[Records]
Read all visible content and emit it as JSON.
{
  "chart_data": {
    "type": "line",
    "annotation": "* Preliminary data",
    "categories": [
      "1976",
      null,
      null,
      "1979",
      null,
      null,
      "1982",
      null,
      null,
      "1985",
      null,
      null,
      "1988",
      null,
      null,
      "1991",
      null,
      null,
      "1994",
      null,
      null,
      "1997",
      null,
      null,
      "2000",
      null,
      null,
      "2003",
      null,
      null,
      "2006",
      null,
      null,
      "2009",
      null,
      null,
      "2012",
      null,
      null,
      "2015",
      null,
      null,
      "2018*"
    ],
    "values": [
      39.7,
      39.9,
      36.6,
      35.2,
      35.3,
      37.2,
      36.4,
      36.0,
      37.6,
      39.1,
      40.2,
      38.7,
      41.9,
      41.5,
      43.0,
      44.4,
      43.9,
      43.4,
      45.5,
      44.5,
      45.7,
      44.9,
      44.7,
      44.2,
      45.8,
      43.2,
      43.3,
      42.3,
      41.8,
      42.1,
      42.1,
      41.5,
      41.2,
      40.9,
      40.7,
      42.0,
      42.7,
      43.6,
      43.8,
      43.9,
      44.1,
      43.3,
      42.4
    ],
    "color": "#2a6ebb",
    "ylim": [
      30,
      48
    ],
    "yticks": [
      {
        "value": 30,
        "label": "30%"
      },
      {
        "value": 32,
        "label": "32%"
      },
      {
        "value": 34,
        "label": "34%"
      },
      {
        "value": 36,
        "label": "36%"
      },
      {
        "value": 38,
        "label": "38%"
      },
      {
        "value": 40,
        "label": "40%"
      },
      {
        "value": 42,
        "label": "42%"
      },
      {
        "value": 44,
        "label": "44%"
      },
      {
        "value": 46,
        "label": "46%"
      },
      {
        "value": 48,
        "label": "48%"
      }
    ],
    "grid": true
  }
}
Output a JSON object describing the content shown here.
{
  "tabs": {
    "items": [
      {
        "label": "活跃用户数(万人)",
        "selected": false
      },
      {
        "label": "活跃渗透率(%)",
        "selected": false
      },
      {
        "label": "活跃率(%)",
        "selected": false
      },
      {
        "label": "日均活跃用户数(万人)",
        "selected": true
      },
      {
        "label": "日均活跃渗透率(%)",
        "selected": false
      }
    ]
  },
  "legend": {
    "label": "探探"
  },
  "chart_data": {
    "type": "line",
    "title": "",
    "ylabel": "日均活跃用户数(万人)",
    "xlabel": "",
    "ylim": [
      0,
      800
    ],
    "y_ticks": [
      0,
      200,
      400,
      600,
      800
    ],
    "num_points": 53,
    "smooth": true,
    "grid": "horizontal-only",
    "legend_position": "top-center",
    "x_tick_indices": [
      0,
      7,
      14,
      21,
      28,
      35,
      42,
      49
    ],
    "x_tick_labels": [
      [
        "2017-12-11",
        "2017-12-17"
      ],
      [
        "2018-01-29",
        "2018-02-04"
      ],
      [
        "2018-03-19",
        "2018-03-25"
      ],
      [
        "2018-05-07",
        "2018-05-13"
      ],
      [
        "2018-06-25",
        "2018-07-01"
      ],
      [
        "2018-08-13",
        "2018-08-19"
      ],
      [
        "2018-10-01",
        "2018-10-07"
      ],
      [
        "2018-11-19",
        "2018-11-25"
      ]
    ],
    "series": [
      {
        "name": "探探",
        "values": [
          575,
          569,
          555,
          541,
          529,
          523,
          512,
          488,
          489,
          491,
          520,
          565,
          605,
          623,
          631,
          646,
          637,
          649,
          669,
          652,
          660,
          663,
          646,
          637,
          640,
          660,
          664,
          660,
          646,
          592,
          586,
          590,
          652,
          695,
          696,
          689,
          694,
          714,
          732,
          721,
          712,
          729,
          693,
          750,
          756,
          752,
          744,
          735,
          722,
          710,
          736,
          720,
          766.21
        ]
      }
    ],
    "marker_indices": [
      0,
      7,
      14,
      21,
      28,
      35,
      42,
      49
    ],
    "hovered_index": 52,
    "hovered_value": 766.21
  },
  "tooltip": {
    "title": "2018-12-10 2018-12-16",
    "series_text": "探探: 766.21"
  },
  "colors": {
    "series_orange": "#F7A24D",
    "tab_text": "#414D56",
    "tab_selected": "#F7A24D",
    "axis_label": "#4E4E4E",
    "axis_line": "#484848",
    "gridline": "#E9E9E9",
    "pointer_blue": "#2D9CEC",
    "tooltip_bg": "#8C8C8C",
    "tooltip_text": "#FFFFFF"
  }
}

TASK GOAL | Repeat the material in full, exactly as it stands.

RESPONSE |
Read all visible content and emit it as JSON.
{
  "chart_data": {
    "type": "line",
    "annotation": "* Preliminary data",
    "categories": [
      "1976",
      null,
      null,
      "1979",
      null,
      null,
      "1982",
      null,
      null,
      "1985",
      null,
      null,
      "1988",
      null,
      null,
      "1991",
      null,
      null,
      "1994",
      null,
      null,
      "1997",
      null,
      null,
      "2000",
      null,
      null,
      "2003",
      null,
      null,
      "2006",
      null,
      null,
      "2009",
      null,
      null,
      "2012",
      null,
      null,
      "2015",
      null,
      null,
      "2018*"
    ],
    "values": [
      39.7,
      39.9,
      36.6,
      35.2,
      35.3,
      37.2,
      36.4,
      36.0,
      37.6,
      39.1,
      40.2,
      38.7,
      41.9,
      41.5,
      43.0,
      44.4,
      43.9,
      43.4,
      45.5,
      44.5,
      45.7,
      44.9,
      44.7,
      44.2,
      45.8,
      43.2,
      43.3,
      42.3,
      41.8,
      42.1,
      42.1,
      41.5,
      41.2,
      40.9,
      40.7,
      42.0,
      42.7,
      43.6,
      43.8,
      43.9,
      44.1,
      43.3,
      42.4
    ],
    "color": "#2a6ebb",
    "ylim": [
      30,
      48
    ],
    "yticks": [
      {
        "value": 30,
        "label": "30%"
      },
      {
        "value": 32,
        "label": "32%"
      },
      {
        "value": 34,
        "label": "34%"
      },
      {
        "value": 36,
        "label": "36%"
      },
      {
        "value": 38,
        "label": "38%"
      },
      {
        "value": 40,
        "label": "40%"
      },
      {
        "value": 42,
        "label": "42%"
      },
      {
        "value": 44,
        "label": "44%"
      },
      {
        "value": 46,
        "label": "46%"
      },
      {
        "value": 48,
        "label": "48%"
      }
    ],
    "grid": true
  }
}
Output a JSON object describing the content shown here.
{
  "tabs": {
    "items": [
      {
        "label": "活跃用户数(万人)",
        "selected": false
      },
      {
        "label": "活跃渗透率(%)",
        "selected": false
      },
      {
        "label": "活跃率(%)",
        "selected": false
      },
      {
        "label": "日均活跃用户数(万人)",
        "selected": true
      },
      {
        "label": "日均活跃渗透率(%)",
        "selected": false
      }
    ]
  },
  "legend": {
    "label": "探探"
  },
  "chart_data": {
    "type": "line",
    "title": "",
    "ylabel": "日均活跃用户数(万人)",
    "xlabel": "",
    "ylim": [
      0,
      800
    ],
    "y_ticks": [
      0,
      200,
      400,
      600,
      800
    ],
    "num_points": 53,
    "smooth": true,
    "grid": "horizontal-only",
    "legend_position": "top-center",
    "x_tick_indices": [
      0,
      7,
      14,
      21,
      28,
      35,
      42,
      49
    ],
    "x_tick_labels": [
      [
        "2017-12-11",
        "2017-12-17"
      ],
      [
        "2018-01-29",
        "2018-02-04"
      ],
      [
        "2018-03-19",
        "2018-03-25"
      ],
      [
        "2018-05-07",
        "2018-05-13"
      ],
      [
        "2018-06-25",
        "2018-07-01"
      ],
      [
        "2018-08-13",
        "2018-08-19"
      ],
      [
        "2018-10-01",
        "2018-10-07"
      ],
      [
        "2018-11-19",
        "2018-11-25"
      ]
    ],
    "series": [
      {
        "name": "探探",
        "values": [
          575,
          569,
          555,
          541,
          529,
          523,
          512,
          488,
          489,
          491,
          520,
          565,
          605,
          623,
          631,
          646,
          637,
          649,
          669,
          652,
          660,
          663,
          646,
          637,
          640,
          660,
          664,
          660,
          646,
          592,
          586,
          590,
          652,
          695,
          696,
          689,
          694,
          714,
          732,
          721,
          712,
          729,
          693,
          750,
          756,
          752,
          744,
          735,
          722,
          710,
          736,
          720,
          766.21
        ]
      }
    ],
    "marker_indices": [
      0,
      7,
      14,
      21,
      28,
      35,
      42,
      49
    ],
    "hovered_index": 52,
    "hovered_value": 766.21
  },
  "tooltip": {
    "title": "2018-12-10 2018-12-16",
    "series_text": "探探: 766.21"
  },
  "colors": {
    "series_orange": "#F7A24D",
    "tab_text": "#414D56",
    "tab_selected": "#F7A24D",
    "axis_label": "#4E4E4E",
    "axis_line": "#484848",
    "gridline": "#E9E9E9",
    "pointer_blue": "#2D9CEC",
    "tooltip_bg": "#8C8C8C",
    "tooltip_text": "#FFFFFF"
  }
}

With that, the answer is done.